● What you will do
Wherever "East" appears in a line, copy that line.

● Provided entries

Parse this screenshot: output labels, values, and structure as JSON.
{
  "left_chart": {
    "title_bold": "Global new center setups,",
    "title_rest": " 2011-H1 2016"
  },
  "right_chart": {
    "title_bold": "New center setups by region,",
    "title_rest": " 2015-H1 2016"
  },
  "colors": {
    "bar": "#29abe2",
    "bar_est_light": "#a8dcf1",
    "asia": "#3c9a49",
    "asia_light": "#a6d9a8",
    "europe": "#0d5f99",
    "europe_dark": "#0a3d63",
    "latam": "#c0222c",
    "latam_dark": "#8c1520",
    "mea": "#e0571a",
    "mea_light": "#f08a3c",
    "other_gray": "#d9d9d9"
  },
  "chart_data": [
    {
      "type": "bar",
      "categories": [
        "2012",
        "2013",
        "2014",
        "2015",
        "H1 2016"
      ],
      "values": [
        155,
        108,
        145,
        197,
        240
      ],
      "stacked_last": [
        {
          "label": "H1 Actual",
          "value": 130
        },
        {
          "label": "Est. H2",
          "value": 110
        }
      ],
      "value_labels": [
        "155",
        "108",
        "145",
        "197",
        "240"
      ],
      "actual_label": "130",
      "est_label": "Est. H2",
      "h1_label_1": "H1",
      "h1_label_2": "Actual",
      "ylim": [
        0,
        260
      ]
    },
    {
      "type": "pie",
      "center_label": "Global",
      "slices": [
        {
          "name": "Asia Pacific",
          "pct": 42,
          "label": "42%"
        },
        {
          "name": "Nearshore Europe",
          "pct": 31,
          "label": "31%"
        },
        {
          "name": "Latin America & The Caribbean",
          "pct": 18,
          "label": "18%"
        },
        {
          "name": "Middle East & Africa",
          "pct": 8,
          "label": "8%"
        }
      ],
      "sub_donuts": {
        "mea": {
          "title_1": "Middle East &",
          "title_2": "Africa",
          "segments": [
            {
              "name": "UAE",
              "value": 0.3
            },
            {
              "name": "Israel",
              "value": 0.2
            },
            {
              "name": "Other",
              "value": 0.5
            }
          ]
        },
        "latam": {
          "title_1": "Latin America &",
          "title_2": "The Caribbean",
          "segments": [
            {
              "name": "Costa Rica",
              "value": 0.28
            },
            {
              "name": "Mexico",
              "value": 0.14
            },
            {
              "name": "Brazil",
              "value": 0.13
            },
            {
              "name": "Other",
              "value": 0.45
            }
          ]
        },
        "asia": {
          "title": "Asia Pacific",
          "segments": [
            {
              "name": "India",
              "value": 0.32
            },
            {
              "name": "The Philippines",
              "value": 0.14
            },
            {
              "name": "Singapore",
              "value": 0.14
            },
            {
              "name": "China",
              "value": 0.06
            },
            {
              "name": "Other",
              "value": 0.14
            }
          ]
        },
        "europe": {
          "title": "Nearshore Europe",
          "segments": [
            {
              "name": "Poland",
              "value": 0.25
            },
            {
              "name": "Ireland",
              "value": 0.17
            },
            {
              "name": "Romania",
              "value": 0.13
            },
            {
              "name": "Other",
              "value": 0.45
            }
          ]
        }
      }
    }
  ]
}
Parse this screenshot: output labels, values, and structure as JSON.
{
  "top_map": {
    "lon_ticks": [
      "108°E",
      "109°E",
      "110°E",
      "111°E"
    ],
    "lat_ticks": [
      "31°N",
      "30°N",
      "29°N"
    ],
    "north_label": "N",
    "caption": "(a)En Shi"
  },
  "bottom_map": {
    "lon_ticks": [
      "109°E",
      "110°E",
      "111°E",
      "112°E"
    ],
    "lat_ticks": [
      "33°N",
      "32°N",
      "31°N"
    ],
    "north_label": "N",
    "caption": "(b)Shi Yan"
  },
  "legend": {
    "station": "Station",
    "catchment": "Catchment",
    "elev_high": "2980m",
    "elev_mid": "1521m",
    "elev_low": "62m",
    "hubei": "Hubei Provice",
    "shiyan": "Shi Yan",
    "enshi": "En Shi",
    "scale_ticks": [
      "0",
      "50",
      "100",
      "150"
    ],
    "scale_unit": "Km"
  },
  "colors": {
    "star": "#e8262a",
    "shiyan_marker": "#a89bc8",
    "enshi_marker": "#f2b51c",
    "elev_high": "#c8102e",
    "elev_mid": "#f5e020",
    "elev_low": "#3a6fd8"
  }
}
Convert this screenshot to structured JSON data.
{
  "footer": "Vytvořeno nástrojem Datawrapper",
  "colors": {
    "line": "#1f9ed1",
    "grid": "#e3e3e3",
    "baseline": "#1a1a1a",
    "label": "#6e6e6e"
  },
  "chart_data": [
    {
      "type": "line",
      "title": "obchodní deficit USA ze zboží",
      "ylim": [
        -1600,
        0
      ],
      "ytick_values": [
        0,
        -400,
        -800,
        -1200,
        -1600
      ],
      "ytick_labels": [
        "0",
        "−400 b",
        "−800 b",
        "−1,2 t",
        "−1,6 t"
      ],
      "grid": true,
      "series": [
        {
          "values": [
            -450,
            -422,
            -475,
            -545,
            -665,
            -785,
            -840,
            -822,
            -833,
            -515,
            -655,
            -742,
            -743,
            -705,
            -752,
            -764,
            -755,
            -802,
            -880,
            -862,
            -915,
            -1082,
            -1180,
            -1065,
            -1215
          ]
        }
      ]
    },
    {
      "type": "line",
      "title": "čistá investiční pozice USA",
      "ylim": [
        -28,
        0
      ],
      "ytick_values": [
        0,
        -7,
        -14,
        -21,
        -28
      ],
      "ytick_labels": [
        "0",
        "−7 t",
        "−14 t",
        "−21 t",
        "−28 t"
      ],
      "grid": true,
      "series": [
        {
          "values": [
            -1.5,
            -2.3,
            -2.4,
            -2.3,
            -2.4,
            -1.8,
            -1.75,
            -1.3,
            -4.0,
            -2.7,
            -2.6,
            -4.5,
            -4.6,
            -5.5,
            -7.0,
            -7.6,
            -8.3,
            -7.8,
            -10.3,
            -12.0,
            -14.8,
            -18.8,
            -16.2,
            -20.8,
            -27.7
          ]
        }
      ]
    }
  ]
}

● The completed task
          "name": "Middle East & Africa",
          "title_1": "Middle East &",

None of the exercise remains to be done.